## Requirement
Exactly repeat the material, dropping only the pictures.

━━━━━ Exercise inputs

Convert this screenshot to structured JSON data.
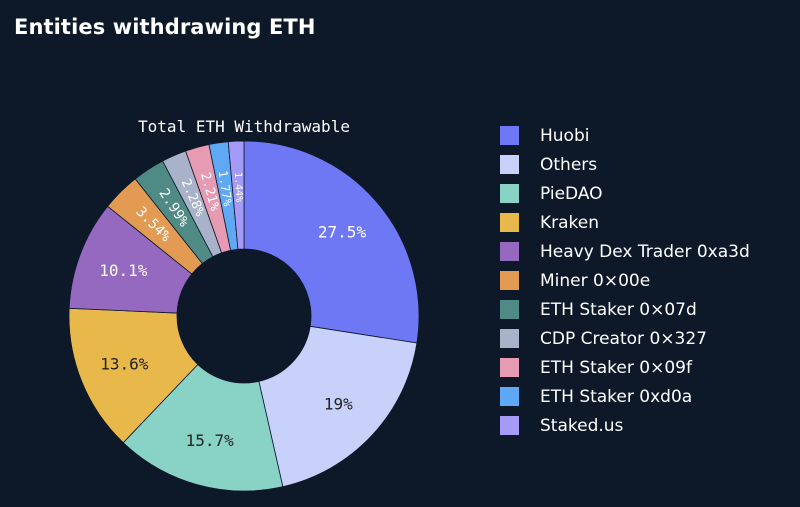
{
  "page": {
    "title": "Entities withdrawing ETH"
  },
  "chart_data": {
    "type": "pie",
    "title": "Total ETH Withdrawable",
    "donut": true,
    "legend_position": "right",
    "slices": [
      {
        "label": "Huobi",
        "value": 27.5,
        "display": "27.5%",
        "color": "#6e78f5"
      },
      {
        "label": "Others",
        "value": 19.0,
        "display": "19%",
        "color": "#c7d1fa"
      },
      {
        "label": "PieDAO",
        "value": 15.7,
        "display": "15.7%",
        "color": "#88d2c6"
      },
      {
        "label": "Kraken",
        "value": 13.6,
        "display": "13.6%",
        "color": "#e8b94a"
      },
      {
        "label": "Heavy Dex Trader 0xa3d",
        "value": 10.1,
        "display": "10.1%",
        "color": "#9569c0"
      },
      {
        "label": "Miner 0×00e",
        "value": 3.54,
        "display": "3.54%",
        "color": "#e39a53"
      },
      {
        "label": "ETH Staker 0×07d",
        "value": 2.99,
        "display": "2.99%",
        "color": "#4f8b84"
      },
      {
        "label": "CDP Creator 0×327",
        "value": 2.28,
        "display": "2.28%",
        "color": "#a8b3c9"
      },
      {
        "label": "ETH Staker 0×09f",
        "value": 2.21,
        "display": "2.21%",
        "color": "#e69bb2"
      },
      {
        "label": "ETH Staker 0xd0a",
        "value": 1.77,
        "display": "1.77%",
        "color": "#5ea8f5"
      },
      {
        "label": "Staked.us",
        "value": 1.44,
        "display": "1.44%",
        "color": "#a59af5"
      }
    ]
  }
}
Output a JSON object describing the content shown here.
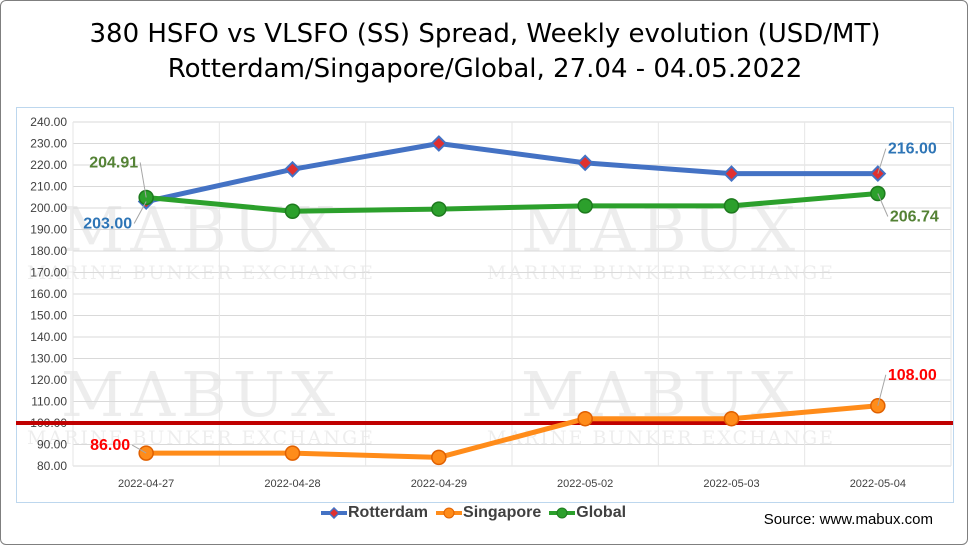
{
  "title_line1": "380 HSFO vs VLSFO (SS) Spread, Weekly evolution (USD/MT)",
  "title_line2": "Rotterdam/Singapore/Global, 27.04 - 04.05.2022",
  "source": "Source: www.mabux.com",
  "watermark": {
    "big": "MABUX",
    "small": "MARINE BUNKER EXCHANGE"
  },
  "colors": {
    "Rotterdam": "#4472c4",
    "Singapore": "#ff8c1a",
    "Global": "#2ca02c",
    "rotterdam_marker_fill": "#e03030",
    "reference_line": "#c00000"
  },
  "chart_data": {
    "type": "line",
    "categories": [
      "2022-04-27",
      "2022-04-28",
      "2022-04-29",
      "2022-05-02",
      "2022-05-03",
      "2022-05-04"
    ],
    "series": [
      {
        "name": "Rotterdam",
        "values": [
          203.0,
          218.0,
          230.0,
          221.0,
          216.0,
          216.0
        ]
      },
      {
        "name": "Singapore",
        "values": [
          86.0,
          86.0,
          84.0,
          102.0,
          102.0,
          108.0
        ]
      },
      {
        "name": "Global",
        "values": [
          204.91,
          198.5,
          199.5,
          201.0,
          201.0,
          206.74
        ]
      }
    ],
    "reference_line": 100,
    "ylim": [
      80,
      240
    ],
    "ytick_step": 10,
    "grid": true,
    "legend_position": "bottom",
    "data_labels": [
      {
        "series": "Global",
        "index": 0,
        "text": "204.91"
      },
      {
        "series": "Rotterdam",
        "index": 0,
        "text": "203.00"
      },
      {
        "series": "Rotterdam",
        "index": 5,
        "text": "216.00"
      },
      {
        "series": "Global",
        "index": 5,
        "text": "206.74"
      },
      {
        "series": "Singapore",
        "index": 0,
        "text": "86.00"
      },
      {
        "series": "Singapore",
        "index": 5,
        "text": "108.00"
      }
    ]
  }
}
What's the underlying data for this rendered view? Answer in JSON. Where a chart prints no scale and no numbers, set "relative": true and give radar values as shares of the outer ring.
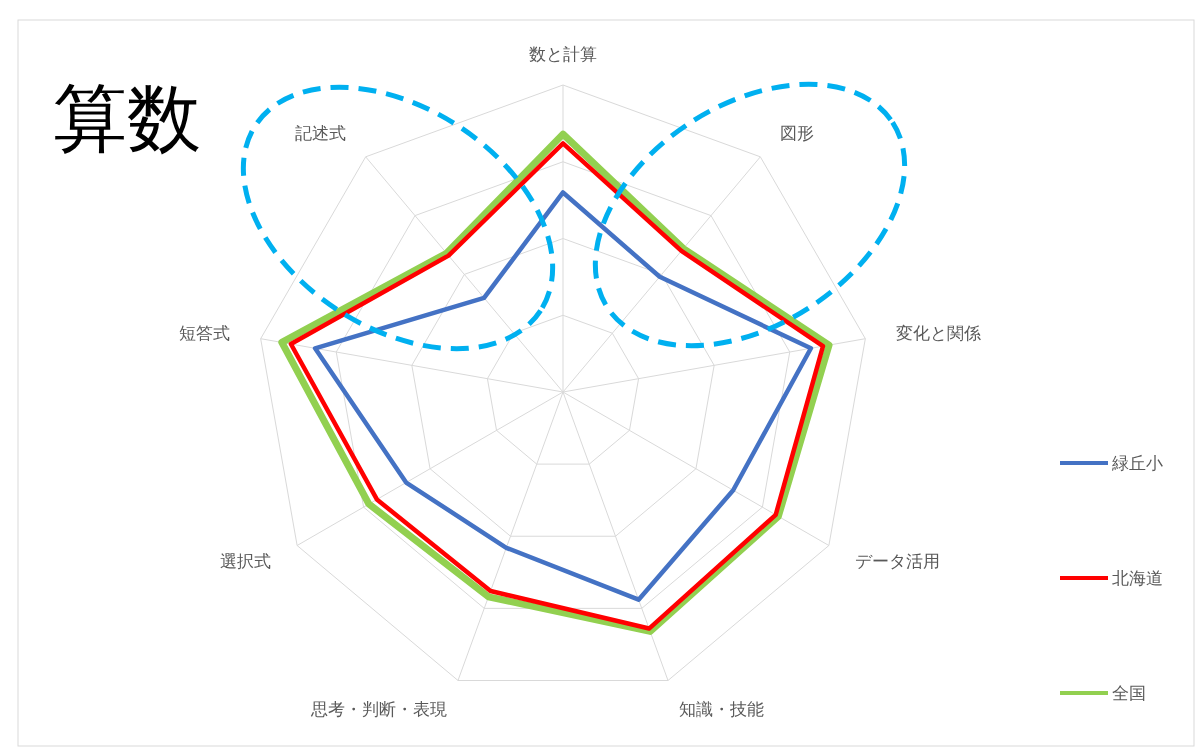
{
  "chart_data": {
    "type": "radar",
    "title": "算数",
    "relative": true,
    "grid": true,
    "legend": "right",
    "categories": [
      "数と計算",
      "図形",
      "変化と関係",
      "データ活用",
      "知識・技能",
      "思考・判断・表現",
      "選択式",
      "短答式",
      "記述式"
    ],
    "series": [
      {
        "name": "緑丘小",
        "color": "#4472c4",
        "values": [
          0.65,
          0.49,
          0.82,
          0.64,
          0.72,
          0.54,
          0.59,
          0.82,
          0.4
        ]
      },
      {
        "name": "北海道",
        "color": "#ff0000",
        "values": [
          0.81,
          0.6,
          0.86,
          0.8,
          0.82,
          0.69,
          0.7,
          0.9,
          0.58
        ]
      },
      {
        "name": "全国",
        "color": "#92d050",
        "values": [
          0.84,
          0.61,
          0.88,
          0.81,
          0.83,
          0.71,
          0.73,
          0.93,
          0.59
        ]
      }
    ]
  }
}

━━━━━━━━━━

## Task answer
Convert this screenshot to structured JSON data.
{
  "page": {
    "title": "Entities withdrawing ETH"
  },
  "chart_data": {
    "type": "pie",
    "title": "Total ETH Withdrawable",
    "donut": true,
    "legend_position": "right",
    "slices": [
      {
        "label": "Huobi",
        "value": 27.5,
        "display": "27.5%",
        "color": "#6e78f5"
      },
      {
        "label": "Others",
        "value": 19.0,
        "display": "19%",
        "color": "#c7d1fa"
      },
      {
        "label": "PieDAO",
        "value": 15.7,
        "display": "15.7%",
        "color": "#88d2c6"
      },
      {
        "label": "Kraken",
        "value": 13.6,
        "display": "13.6%",
        "color": "#e8b94a"
      },
      {
        "label": "Heavy Dex Trader 0xa3d",
        "value": 10.1,
        "display": "10.1%",
        "color": "#9569c0"
      },
      {
        "label": "Miner 0×00e",
        "value": 3.54,
        "display": "3.54%",
        "color": "#e39a53"
      },
      {
        "label": "ETH Staker 0×07d",
        "value": 2.99,
        "display": "2.99%",
        "color": "#4f8b84"
      },
      {
        "label": "CDP Creator 0×327",
        "value": 2.28,
        "display": "2.28%",
        "color": "#a8b3c9"
      },
      {
        "label": "ETH Staker 0×09f",
        "value": 2.21,
        "display": "2.21%",
        "color": "#e69bb2"
      },
      {
        "label": "ETH Staker 0xd0a",
        "value": 1.77,
        "display": "1.77%",
        "color": "#5ea8f5"
      },
      {
        "label": "Staked.us",
        "value": 1.44,
        "display": "1.44%",
        "color": "#a59af5"
      }
    ]
  }
}
Output a JSON object describing the content shown here.
{
  "title_line1": "380 HSFO vs VLSFO (SS) Spread, Weekly evolution (USD/MT)",
  "title_line2": "Rotterdam/Singapore/Global, 27.04 - 04.05.2022",
  "source": "Source: www.mabux.com",
  "watermark": {
    "big": "MABUX",
    "small": "MARINE BUNKER EXCHANGE"
  },
  "colors": {
    "Rotterdam": "#4472c4",
    "Singapore": "#ff8c1a",
    "Global": "#2ca02c",
    "rotterdam_marker_fill": "#e03030",
    "reference_line": "#c00000"
  },
  "chart_data": {
    "type": "line",
    "categories": [
      "2022-04-27",
      "2022-04-28",
      "2022-04-29",
      "2022-05-02",
      "2022-05-03",
      "2022-05-04"
    ],
    "series": [
      {
        "name": "Rotterdam",
        "values": [
          203.0,
          218.0,
          230.0,
          221.0,
          216.0,
          216.0
        ]
      },
      {
        "name": "Singapore",
        "values": [
          86.0,
          86.0,
          84.0,
          102.0,
          102.0,
          108.0
        ]
      },
      {
        "name": "Global",
        "values": [
          204.91,
          198.5,
          199.5,
          201.0,
          201.0,
          206.74
        ]
      }
    ],
    "reference_line": 100,
    "ylim": [
      80,
      240
    ],
    "ytick_step": 10,
    "grid": true,
    "legend_position": "bottom",
    "data_labels": [
      {
        "series": "Global",
        "index": 0,
        "text": "204.91"
      },
      {
        "series": "Rotterdam",
        "index": 0,
        "text": "203.00"
      },
      {
        "series": "Rotterdam",
        "index": 5,
        "text": "216.00"
      },
      {
        "series": "Global",
        "index": 5,
        "text": "206.74"
      },
      {
        "series": "Singapore",
        "index": 0,
        "text": "86.00"
      },
      {
        "series": "Singapore",
        "index": 5,
        "text": "108.00"
      }
    ]
  }
}
What's the underlying data for this rendered view? Answer in JSON. Where a chart prints no scale and no numbers, set "relative": true and give radar values as shares of the outer ring.
{
  "chart_data": {
    "type": "radar",
    "title": "算数",
    "relative": true,
    "grid": true,
    "legend": "right",
    "categories": [
      "数と計算",
      "図形",
      "変化と関係",
      "データ活用",
      "知識・技能",
      "思考・判断・表現",
      "選択式",
      "短答式",
      "記述式"
    ],
    "series": [
      {
        "name": "緑丘小",
        "color": "#4472c4",
        "values": [
          0.65,
          0.49,
          0.82,
          0.64,
          0.72,
          0.54,
          0.59,
          0.82,
          0.4
        ]
      },
      {
        "name": "北海道",
        "color": "#ff0000",
        "values": [
          0.81,
          0.6,
          0.86,
          0.8,
          0.82,
          0.69,
          0.7,
          0.9,
          0.58
        ]
      },
      {
        "name": "全国",
        "color": "#92d050",
        "values": [
          0.84,
          0.61,
          0.88,
          0.81,
          0.83,
          0.71,
          0.73,
          0.93,
          0.59
        ]
      }
    ]
  }
}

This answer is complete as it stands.